Work instructions: Copy all lines below exactly as written. Leave pictures out.

(Saved data entries)
[Begin]

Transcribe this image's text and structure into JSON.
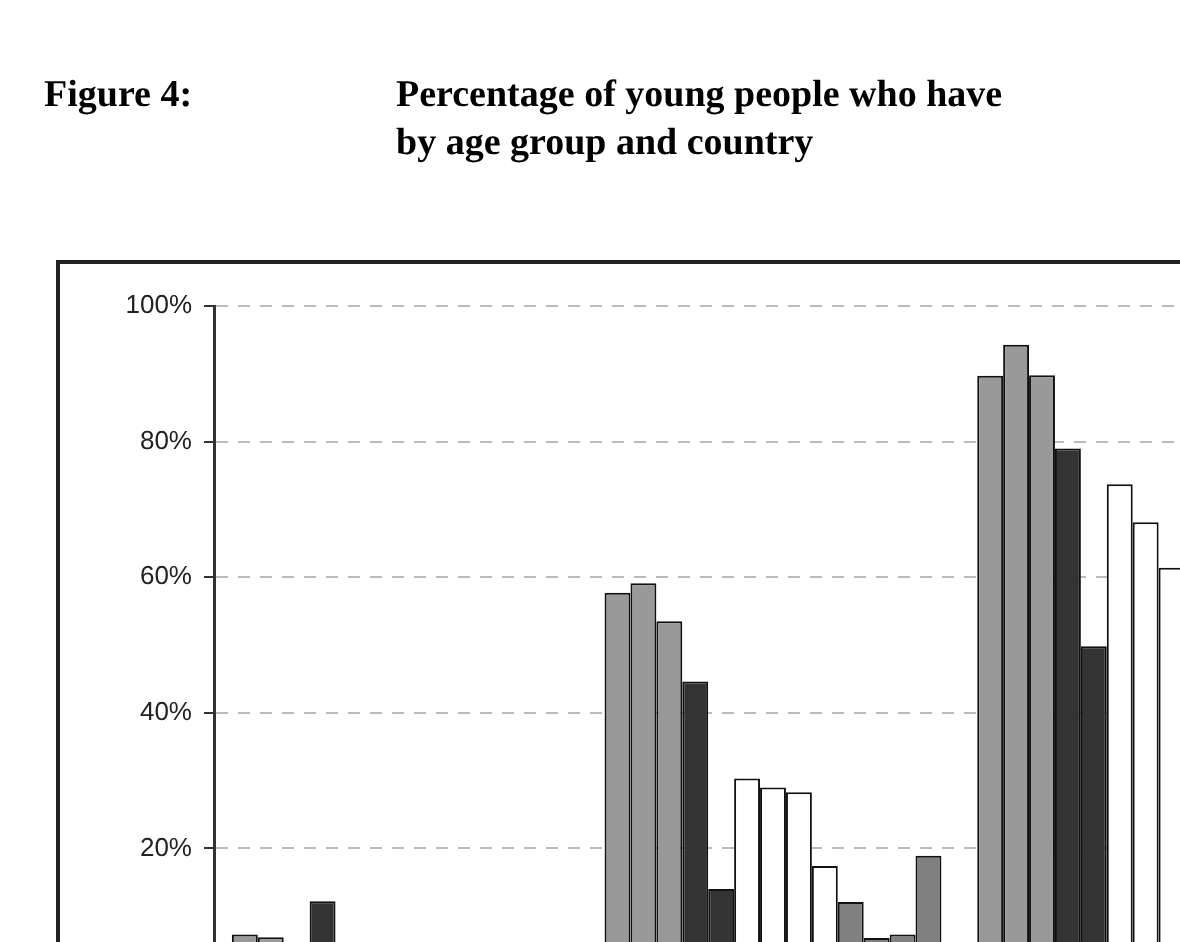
{
  "chart_data": {
    "type": "bar",
    "title": "Percentage of young people who have\nby age group and country",
    "annotations": [
      "Figure 4:"
    ],
    "categories": [
      null,
      null,
      null
    ],
    "series": [
      {
        "color": "#999999",
        "values": [
          7.3,
          57.7,
          89.7
        ]
      },
      {
        "color": "#999999",
        "values": [
          6.9,
          59.1,
          94.3
        ]
      },
      {
        "color": "#999999",
        "values": [
          null,
          53.5,
          89.8
        ]
      },
      {
        "color": "#333333",
        "values": [
          12.2,
          44.6,
          79
        ]
      },
      {
        "color": "#333333",
        "values": [
          null,
          14,
          49.8
        ]
      },
      {
        "color": "#ffffff",
        "values": [
          null,
          30.3,
          73.7
        ]
      },
      {
        "color": "#ffffff",
        "values": [
          null,
          29,
          68.1
        ]
      },
      {
        "color": "#ffffff",
        "values": [
          null,
          28.3,
          61.4
        ]
      },
      {
        "color": "#ffffff",
        "values": [
          null,
          17.4,
          null
        ]
      },
      {
        "color": "#808080",
        "values": [
          null,
          12.1,
          null
        ]
      },
      {
        "color": "#808080",
        "values": [
          null,
          6.8,
          null
        ]
      },
      {
        "color": "#808080",
        "values": [
          null,
          7.3,
          null
        ]
      },
      {
        "color": "#808080",
        "values": [
          null,
          18.9,
          null
        ]
      }
    ],
    "ylim": [
      0,
      100
    ],
    "yticks": [
      {
        "value": 20,
        "label": "20%"
      },
      {
        "value": 40,
        "label": "40%"
      },
      {
        "value": 60,
        "label": "60%"
      },
      {
        "value": 80,
        "label": "80%"
      },
      {
        "value": 100,
        "label": "100%"
      }
    ],
    "grid": "y",
    "legend": false
  }
}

[End]

Result of this task:
Transcribe this image's text and structure into JSON.
{
  "chart_data": {
    "type": "bar",
    "title": "Percentage of young people who have\nby age group and country",
    "annotations": [
      "Figure 4:"
    ],
    "categories": [
      null,
      null,
      null
    ],
    "series": [
      {
        "color": "#999999",
        "values": [
          7.3,
          57.7,
          89.7
        ]
      },
      {
        "color": "#999999",
        "values": [
          6.9,
          59.1,
          94.3
        ]
      },
      {
        "color": "#999999",
        "values": [
          null,
          53.5,
          89.8
        ]
      },
      {
        "color": "#333333",
        "values": [
          12.2,
          44.6,
          79
        ]
      },
      {
        "color": "#333333",
        "values": [
          null,
          14,
          49.8
        ]
      },
      {
        "color": "#ffffff",
        "values": [
          null,
          30.3,
          73.7
        ]
      },
      {
        "color": "#ffffff",
        "values": [
          null,
          29,
          68.1
        ]
      },
      {
        "color": "#ffffff",
        "values": [
          null,
          28.3,
          61.4
        ]
      },
      {
        "color": "#ffffff",
        "values": [
          null,
          17.4,
          null
        ]
      },
      {
        "color": "#808080",
        "values": [
          null,
          12.1,
          null
        ]
      },
      {
        "color": "#808080",
        "values": [
          null,
          6.8,
          null
        ]
      },
      {
        "color": "#808080",
        "values": [
          null,
          7.3,
          null
        ]
      },
      {
        "color": "#808080",
        "values": [
          null,
          18.9,
          null
        ]
      }
    ],
    "ylim": [
      0,
      100
    ],
    "yticks": [
      {
        "value": 20,
        "label": "20%"
      },
      {
        "value": 40,
        "label": "40%"
      },
      {
        "value": 60,
        "label": "60%"
      },
      {
        "value": 80,
        "label": "80%"
      },
      {
        "value": 100,
        "label": "100%"
      }
    ],
    "grid": "y",
    "legend": false
  }
}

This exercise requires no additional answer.